Tally how many lines hold the string "Κωνσταντίνος". Your reply should be that number alone.

─── MATERIAL PROVIDED

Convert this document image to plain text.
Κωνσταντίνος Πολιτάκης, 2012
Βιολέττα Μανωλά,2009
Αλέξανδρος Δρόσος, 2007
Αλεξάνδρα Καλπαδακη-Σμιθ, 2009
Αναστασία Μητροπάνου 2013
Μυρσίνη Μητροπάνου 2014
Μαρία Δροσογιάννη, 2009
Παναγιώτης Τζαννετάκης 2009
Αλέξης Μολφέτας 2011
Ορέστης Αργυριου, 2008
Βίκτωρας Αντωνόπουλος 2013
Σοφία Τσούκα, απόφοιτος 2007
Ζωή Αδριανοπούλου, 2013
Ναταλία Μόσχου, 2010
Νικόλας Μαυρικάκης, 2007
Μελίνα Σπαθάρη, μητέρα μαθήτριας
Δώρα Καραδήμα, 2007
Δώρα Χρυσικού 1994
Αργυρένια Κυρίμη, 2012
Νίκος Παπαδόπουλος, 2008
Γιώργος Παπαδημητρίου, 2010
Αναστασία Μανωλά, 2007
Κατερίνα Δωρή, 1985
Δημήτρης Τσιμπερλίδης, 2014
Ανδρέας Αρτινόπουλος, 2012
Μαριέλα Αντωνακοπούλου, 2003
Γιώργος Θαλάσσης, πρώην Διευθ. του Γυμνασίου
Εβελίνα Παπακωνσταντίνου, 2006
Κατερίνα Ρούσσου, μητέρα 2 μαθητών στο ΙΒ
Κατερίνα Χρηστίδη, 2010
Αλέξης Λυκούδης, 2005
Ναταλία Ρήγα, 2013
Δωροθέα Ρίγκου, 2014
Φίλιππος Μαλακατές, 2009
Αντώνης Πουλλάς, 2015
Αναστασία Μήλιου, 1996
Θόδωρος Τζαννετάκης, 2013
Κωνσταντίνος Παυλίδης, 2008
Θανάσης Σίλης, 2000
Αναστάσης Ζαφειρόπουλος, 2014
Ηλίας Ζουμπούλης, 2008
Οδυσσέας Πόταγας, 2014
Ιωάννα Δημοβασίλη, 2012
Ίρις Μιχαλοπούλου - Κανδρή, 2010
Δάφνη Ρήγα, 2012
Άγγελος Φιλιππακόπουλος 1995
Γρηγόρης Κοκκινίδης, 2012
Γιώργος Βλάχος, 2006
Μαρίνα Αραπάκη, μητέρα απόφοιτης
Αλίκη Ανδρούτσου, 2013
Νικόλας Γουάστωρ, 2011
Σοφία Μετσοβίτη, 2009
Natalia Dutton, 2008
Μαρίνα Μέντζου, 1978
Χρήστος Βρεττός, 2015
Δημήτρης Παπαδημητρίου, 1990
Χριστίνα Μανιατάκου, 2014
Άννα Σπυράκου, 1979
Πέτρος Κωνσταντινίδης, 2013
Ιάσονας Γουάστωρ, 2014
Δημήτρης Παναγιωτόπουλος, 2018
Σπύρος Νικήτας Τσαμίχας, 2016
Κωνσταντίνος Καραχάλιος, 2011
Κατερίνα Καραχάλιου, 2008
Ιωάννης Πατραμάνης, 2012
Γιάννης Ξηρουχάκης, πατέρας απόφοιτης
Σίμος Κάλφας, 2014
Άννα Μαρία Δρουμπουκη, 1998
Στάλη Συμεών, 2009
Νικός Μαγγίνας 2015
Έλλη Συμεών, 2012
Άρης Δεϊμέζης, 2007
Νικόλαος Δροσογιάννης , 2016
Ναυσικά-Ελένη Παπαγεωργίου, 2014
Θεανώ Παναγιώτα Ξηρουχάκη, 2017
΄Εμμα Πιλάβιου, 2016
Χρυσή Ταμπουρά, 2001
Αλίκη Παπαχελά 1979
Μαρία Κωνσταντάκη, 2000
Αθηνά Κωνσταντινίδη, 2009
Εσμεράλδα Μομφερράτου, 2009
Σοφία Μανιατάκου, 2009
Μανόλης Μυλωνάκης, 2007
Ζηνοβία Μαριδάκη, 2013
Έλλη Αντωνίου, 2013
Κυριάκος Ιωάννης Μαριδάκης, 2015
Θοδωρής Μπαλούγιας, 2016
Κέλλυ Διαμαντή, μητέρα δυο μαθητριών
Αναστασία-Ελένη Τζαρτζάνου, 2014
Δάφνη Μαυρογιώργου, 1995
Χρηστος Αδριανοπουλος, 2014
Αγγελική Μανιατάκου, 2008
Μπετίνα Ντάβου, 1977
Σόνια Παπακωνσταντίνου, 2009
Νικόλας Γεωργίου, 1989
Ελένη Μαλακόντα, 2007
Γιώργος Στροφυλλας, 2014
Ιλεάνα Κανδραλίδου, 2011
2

──────

**THE SOLUTION:** 3